Aim of the task:
Find the lines of data that contain the string "Application", then list them.

Data records:
- - - - -
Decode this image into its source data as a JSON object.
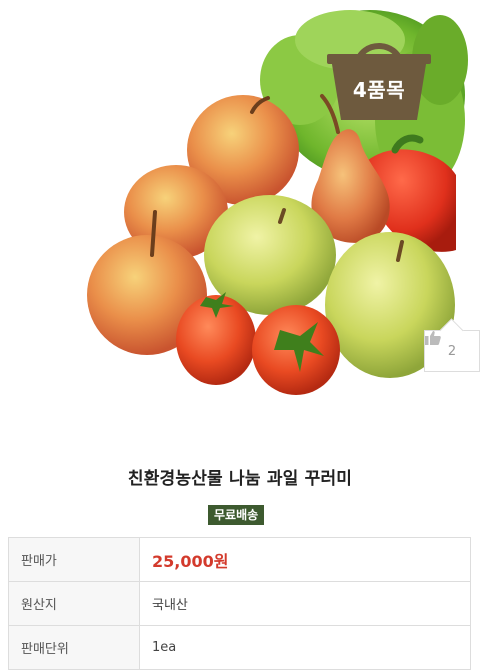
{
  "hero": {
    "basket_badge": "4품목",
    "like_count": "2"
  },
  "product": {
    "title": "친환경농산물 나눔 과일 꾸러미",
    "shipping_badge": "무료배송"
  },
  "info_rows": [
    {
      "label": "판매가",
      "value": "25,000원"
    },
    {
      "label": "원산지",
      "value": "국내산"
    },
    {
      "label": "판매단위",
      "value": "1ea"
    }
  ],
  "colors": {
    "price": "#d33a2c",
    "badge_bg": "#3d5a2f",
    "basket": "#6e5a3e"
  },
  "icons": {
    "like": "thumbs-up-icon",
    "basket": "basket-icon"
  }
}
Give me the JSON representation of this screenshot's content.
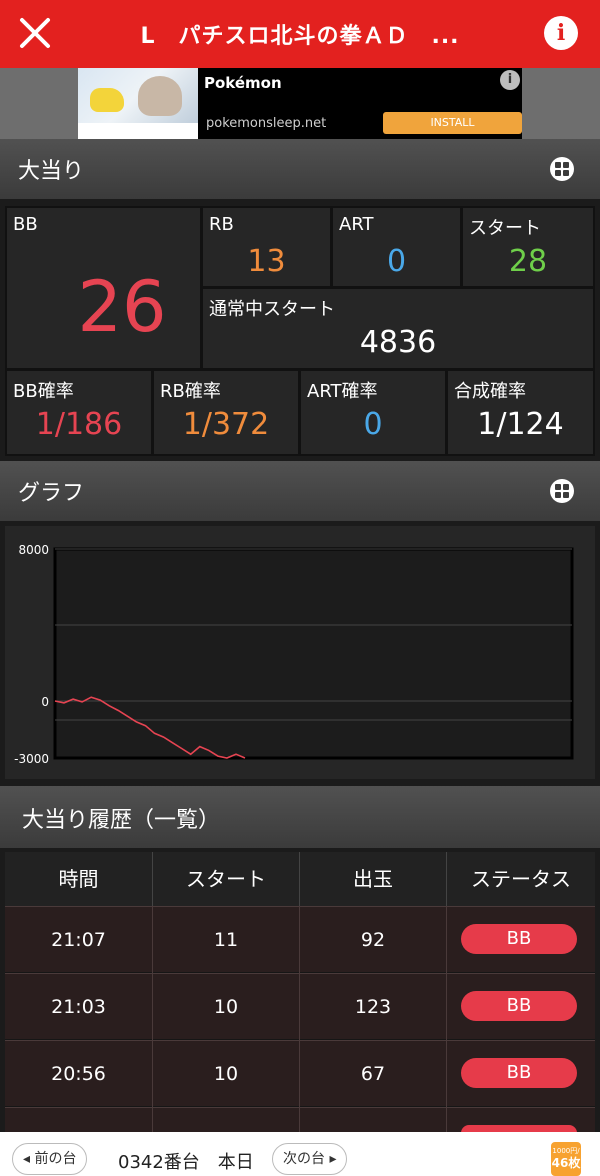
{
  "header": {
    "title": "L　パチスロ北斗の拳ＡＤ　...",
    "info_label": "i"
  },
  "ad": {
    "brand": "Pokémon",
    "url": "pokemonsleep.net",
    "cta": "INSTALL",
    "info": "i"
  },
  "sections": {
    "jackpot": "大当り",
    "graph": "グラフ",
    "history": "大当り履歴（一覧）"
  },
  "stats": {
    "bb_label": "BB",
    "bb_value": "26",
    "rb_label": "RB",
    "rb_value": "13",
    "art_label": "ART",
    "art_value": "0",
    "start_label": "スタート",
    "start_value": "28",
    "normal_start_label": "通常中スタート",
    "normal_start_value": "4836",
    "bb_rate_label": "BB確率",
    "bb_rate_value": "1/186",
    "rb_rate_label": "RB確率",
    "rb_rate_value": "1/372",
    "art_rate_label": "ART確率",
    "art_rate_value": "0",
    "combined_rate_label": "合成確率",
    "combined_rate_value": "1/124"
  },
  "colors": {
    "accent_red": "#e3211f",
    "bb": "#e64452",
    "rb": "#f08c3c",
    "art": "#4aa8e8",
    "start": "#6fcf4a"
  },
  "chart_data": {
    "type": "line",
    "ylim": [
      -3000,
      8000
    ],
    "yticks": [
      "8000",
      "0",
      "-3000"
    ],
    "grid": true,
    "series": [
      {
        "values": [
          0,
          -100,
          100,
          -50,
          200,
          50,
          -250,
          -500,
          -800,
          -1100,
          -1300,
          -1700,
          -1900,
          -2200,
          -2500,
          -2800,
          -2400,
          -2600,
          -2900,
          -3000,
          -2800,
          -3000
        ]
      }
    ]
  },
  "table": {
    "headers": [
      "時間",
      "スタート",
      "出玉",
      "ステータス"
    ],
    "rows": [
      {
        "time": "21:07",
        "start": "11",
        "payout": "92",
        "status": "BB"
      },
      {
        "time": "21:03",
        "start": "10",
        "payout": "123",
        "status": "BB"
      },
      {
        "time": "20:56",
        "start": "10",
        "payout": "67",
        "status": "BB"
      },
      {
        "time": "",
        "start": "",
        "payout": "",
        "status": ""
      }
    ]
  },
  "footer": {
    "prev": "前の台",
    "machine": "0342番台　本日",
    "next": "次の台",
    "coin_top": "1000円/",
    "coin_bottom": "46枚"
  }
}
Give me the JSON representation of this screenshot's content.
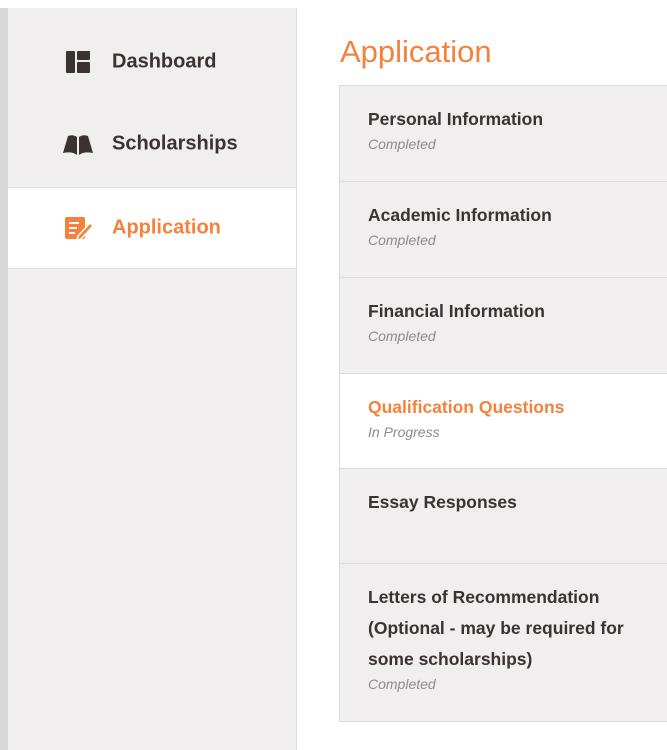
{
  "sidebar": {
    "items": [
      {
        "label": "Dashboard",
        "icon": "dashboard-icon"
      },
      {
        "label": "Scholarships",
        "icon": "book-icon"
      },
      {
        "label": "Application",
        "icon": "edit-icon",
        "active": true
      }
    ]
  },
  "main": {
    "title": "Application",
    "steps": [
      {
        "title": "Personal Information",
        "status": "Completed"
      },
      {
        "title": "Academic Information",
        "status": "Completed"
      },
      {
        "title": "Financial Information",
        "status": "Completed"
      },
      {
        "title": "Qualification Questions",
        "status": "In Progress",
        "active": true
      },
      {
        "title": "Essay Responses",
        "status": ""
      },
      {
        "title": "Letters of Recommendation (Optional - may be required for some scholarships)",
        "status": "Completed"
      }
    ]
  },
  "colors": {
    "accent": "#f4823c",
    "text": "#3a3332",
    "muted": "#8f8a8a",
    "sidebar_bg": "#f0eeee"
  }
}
- - - - -
Problem solution:
        "label": "Application",
    "title": "Application",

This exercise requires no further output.